Written exercise: Copy the lines that follow, keeping every character the same.

### Excerpted records ###

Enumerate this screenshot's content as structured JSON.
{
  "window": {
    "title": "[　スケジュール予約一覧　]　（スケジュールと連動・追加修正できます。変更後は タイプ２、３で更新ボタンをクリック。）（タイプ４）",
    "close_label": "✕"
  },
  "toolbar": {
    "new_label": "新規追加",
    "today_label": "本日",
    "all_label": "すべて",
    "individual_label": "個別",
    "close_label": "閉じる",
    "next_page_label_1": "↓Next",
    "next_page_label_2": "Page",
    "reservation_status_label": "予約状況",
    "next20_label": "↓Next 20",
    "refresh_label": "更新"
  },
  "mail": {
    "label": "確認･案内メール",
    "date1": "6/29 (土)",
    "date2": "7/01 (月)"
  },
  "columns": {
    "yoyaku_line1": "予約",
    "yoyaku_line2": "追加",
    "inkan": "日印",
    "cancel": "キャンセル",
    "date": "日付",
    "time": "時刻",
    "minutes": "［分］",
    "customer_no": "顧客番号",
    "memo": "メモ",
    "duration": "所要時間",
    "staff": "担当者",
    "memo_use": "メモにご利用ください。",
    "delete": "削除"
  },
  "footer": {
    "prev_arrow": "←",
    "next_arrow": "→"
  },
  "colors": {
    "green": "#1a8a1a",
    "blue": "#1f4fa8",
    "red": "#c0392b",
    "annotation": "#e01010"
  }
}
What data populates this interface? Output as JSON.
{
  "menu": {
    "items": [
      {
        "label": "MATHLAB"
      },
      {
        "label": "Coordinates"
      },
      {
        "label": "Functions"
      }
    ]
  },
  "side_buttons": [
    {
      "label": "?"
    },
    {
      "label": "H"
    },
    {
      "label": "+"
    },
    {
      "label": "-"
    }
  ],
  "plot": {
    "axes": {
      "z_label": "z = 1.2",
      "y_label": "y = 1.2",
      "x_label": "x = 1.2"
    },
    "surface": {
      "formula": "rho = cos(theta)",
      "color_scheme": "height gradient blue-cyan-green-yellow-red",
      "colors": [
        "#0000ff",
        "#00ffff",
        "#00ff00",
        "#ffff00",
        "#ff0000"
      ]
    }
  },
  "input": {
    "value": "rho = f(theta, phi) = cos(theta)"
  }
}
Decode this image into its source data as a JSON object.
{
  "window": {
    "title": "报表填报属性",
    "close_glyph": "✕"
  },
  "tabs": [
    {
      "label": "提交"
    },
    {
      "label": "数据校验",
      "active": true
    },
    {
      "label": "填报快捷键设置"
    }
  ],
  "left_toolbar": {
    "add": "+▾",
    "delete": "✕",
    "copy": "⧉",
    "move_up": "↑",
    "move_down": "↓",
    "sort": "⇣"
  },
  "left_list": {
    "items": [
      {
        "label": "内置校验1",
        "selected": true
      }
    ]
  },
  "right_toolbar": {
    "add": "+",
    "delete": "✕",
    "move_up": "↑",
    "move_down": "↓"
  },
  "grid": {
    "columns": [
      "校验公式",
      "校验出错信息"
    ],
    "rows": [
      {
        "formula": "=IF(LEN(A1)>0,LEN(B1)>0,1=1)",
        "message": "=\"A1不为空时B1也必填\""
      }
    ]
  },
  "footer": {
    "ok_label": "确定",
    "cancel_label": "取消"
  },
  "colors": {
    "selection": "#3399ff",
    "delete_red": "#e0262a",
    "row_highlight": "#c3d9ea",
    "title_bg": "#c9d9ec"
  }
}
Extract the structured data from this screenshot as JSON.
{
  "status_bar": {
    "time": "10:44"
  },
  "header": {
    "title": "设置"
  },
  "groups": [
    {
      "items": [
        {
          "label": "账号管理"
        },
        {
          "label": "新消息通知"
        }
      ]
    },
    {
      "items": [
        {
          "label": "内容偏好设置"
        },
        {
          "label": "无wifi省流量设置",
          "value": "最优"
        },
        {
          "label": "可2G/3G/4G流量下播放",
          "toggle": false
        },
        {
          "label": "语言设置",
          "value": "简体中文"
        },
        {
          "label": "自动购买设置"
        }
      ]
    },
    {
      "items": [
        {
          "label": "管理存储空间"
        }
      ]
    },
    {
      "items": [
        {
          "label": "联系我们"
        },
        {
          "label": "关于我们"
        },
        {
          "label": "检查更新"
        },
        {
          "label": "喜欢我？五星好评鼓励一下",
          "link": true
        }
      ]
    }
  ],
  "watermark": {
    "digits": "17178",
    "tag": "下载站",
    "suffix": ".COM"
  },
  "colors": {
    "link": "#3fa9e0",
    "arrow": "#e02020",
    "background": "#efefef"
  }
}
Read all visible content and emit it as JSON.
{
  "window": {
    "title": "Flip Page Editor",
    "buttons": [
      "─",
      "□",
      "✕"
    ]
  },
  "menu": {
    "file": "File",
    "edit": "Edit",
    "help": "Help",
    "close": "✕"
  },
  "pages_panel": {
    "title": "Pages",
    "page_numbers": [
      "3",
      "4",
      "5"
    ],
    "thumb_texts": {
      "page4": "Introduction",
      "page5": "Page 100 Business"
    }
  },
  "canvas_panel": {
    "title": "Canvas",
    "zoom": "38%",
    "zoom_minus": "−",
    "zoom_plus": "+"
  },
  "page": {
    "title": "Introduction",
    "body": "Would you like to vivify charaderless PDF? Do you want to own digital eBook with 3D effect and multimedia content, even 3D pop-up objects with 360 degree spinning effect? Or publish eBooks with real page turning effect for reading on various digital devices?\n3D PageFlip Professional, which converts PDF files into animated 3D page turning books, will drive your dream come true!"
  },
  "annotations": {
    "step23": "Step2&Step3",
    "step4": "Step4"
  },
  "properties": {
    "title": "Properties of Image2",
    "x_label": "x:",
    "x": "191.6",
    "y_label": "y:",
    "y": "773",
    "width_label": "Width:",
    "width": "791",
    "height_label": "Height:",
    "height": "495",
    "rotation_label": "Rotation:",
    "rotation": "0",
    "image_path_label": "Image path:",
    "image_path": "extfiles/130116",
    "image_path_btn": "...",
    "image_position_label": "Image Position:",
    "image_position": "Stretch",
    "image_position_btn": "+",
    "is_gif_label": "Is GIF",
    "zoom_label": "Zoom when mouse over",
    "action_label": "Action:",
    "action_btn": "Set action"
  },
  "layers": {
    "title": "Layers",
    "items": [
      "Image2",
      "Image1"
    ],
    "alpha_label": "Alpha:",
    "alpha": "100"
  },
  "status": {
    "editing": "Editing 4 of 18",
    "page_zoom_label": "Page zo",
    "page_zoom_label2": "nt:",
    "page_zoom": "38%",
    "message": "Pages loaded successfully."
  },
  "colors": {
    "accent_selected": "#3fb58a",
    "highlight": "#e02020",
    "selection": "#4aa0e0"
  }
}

###

Worked answer:
Enumerate this screenshot's content as structured JSON.
{
  "window": {
    "title": "[　スケジュール予約一覧　]　（スケジュールと連動・追加修正できます。変更後は タイプ２、３で更新ボタンをクリック。）（タイプ４）",
    "close_label": "✕"
  },
  "toolbar": {
    "new_label": "新規追加",
    "today_label": "本日",
    "all_label": "すべて",
    "individual_label": "個別",
    "close_label": "閉じる",
    "next_page_label_1": "↓Next",
    "next_page_label_2": "Page",
    "reservation_status_label": "予約状況",
    "next20_label": "↓Next 20",
    "refresh_label": "更新"
  },
  "mail": {
    "label": "確認･案内メール",
    "date1": "6/29 (土)",
    "date2": "7/01 (月)"
  },
  "columns": {
    "yoyaku_line1": "予約",
    "yoyaku_line2": "追加",
    "inkan": "日印",
    "cancel": "キャンセル",
    "date": "日付",
    "time": "時刻",
    "minutes": "［分］",
    "customer_no": "顧客番号",
    "memo": "メモ",
    "duration": "所要時間",
    "staff": "担当者",
    "memo_use": "メモにご利用ください。",
    "delete": "削除"
  },
  "footer": {
    "prev_arrow": "←",
    "next_arrow": "→"
  },
  "colors": {
    "green": "#1a8a1a",
    "blue": "#1f4fa8",
    "red": "#c0392b",
    "annotation": "#e01010"
  }
}
What data populates this interface? Output as JSON.
{
  "menu": {
    "items": [
      {
        "label": "MATHLAB"
      },
      {
        "label": "Coordinates"
      },
      {
        "label": "Functions"
      }
    ]
  },
  "side_buttons": [
    {
      "label": "?"
    },
    {
      "label": "H"
    },
    {
      "label": "+"
    },
    {
      "label": "-"
    }
  ],
  "plot": {
    "axes": {
      "z_label": "z = 1.2",
      "y_label": "y = 1.2",
      "x_label": "x = 1.2"
    },
    "surface": {
      "formula": "rho = cos(theta)",
      "color_scheme": "height gradient blue-cyan-green-yellow-red",
      "colors": [
        "#0000ff",
        "#00ffff",
        "#00ff00",
        "#ffff00",
        "#ff0000"
      ]
    }
  },
  "input": {
    "value": "rho = f(theta, phi) = cos(theta)"
  }
}
Decode this image into its source data as a JSON object.
{
  "window": {
    "title": "报表填报属性",
    "close_glyph": "✕"
  },
  "tabs": [
    {
      "label": "提交"
    },
    {
      "label": "数据校验",
      "active": true
    },
    {
      "label": "填报快捷键设置"
    }
  ],
  "left_toolbar": {
    "add": "+▾",
    "delete": "✕",
    "copy": "⧉",
    "move_up": "↑",
    "move_down": "↓",
    "sort": "⇣"
  },
  "left_list": {
    "items": [
      {
        "label": "内置校验1",
        "selected": true
      }
    ]
  },
  "right_toolbar": {
    "add": "+",
    "delete": "✕",
    "move_up": "↑",
    "move_down": "↓"
  },
  "grid": {
    "columns": [
      "校验公式",
      "校验出错信息"
    ],
    "rows": [
      {
        "formula": "=IF(LEN(A1)>0,LEN(B1)>0,1=1)",
        "message": "=\"A1不为空时B1也必填\""
      }
    ]
  },
  "footer": {
    "ok_label": "确定",
    "cancel_label": "取消"
  },
  "colors": {
    "selection": "#3399ff",
    "delete_red": "#e0262a",
    "row_highlight": "#c3d9ea",
    "title_bg": "#c9d9ec"
  }
}
Extract the structured data from this screenshot as JSON.
{
  "status_bar": {
    "time": "10:44"
  },
  "header": {
    "title": "设置"
  },
  "groups": [
    {
      "items": [
        {
          "label": "账号管理"
        },
        {
          "label": "新消息通知"
        }
      ]
    },
    {
      "items": [
        {
          "label": "内容偏好设置"
        },
        {
          "label": "无wifi省流量设置",
          "value": "最优"
        },
        {
          "label": "可2G/3G/4G流量下播放",
          "toggle": false
        },
        {
          "label": "语言设置",
          "value": "简体中文"
        },
        {
          "label": "自动购买设置"
        }
      ]
    },
    {
      "items": [
        {
          "label": "管理存储空间"
        }
      ]
    },
    {
      "items": [
        {
          "label": "联系我们"
        },
        {
          "label": "关于我们"
        },
        {
          "label": "检查更新"
        },
        {
          "label": "喜欢我？五星好评鼓励一下",
          "link": true
        }
      ]
    }
  ],
  "watermark": {
    "digits": "17178",
    "tag": "下载站",
    "suffix": ".COM"
  },
  "colors": {
    "link": "#3fa9e0",
    "arrow": "#e02020",
    "background": "#efefef"
  }
}
Read all visible content and emit it as JSON.
{
  "window": {
    "title": "Flip Page Editor",
    "buttons": [
      "─",
      "□",
      "✕"
    ]
  },
  "menu": {
    "file": "File",
    "edit": "Edit",
    "help": "Help",
    "close": "✕"
  },
  "pages_panel": {
    "title": "Pages",
    "page_numbers": [
      "3",
      "4",
      "5"
    ],
    "thumb_texts": {
      "page4": "Introduction",
      "page5": "Page 100 Business"
    }
  },
  "canvas_panel": {
    "title": "Canvas",
    "zoom": "38%",
    "zoom_minus": "−",
    "zoom_plus": "+"
  },
  "page": {
    "title": "Introduction",
    "body": "Would you like to vivify charaderless PDF? Do you want to own digital eBook with 3D effect and multimedia content, even 3D pop-up objects with 360 degree spinning effect? Or publish eBooks with real page turning effect for reading on various digital devices?\n3D PageFlip Professional, which converts PDF files into animated 3D page turning books, will drive your dream come true!"
  },
  "annotations": {
    "step23": "Step2&Step3",
    "step4": "Step4"
  },
  "properties": {
    "title": "Properties of Image2",
    "x_label": "x:",
    "x": "191.6",
    "y_label": "y:",
    "y": "773",
    "width_label": "Width:",
    "width": "791",
    "height_label": "Height:",
    "height": "495",
    "rotation_label": "Rotation:",
    "rotation": "0",
    "image_path_label": "Image path:",
    "image_path": "extfiles/130116",
    "image_path_btn": "...",
    "image_position_label": "Image Position:",
    "image_position": "Stretch",
    "image_position_btn": "+",
    "is_gif_label": "Is GIF",
    "zoom_label": "Zoom when mouse over",
    "action_label": "Action:",
    "action_btn": "Set action"
  },
  "layers": {
    "title": "Layers",
    "items": [
      "Image2",
      "Image1"
    ],
    "alpha_label": "Alpha:",
    "alpha": "100"
  },
  "status": {
    "editing": "Editing 4 of 18",
    "page_zoom_label": "Page zo",
    "page_zoom_label2": "nt:",
    "page_zoom": "38%",
    "message": "Pages loaded successfully."
  },
  "colors": {
    "accent_selected": "#3fb58a",
    "highlight": "#e02020",
    "selection": "#4aa0e0"
  }
}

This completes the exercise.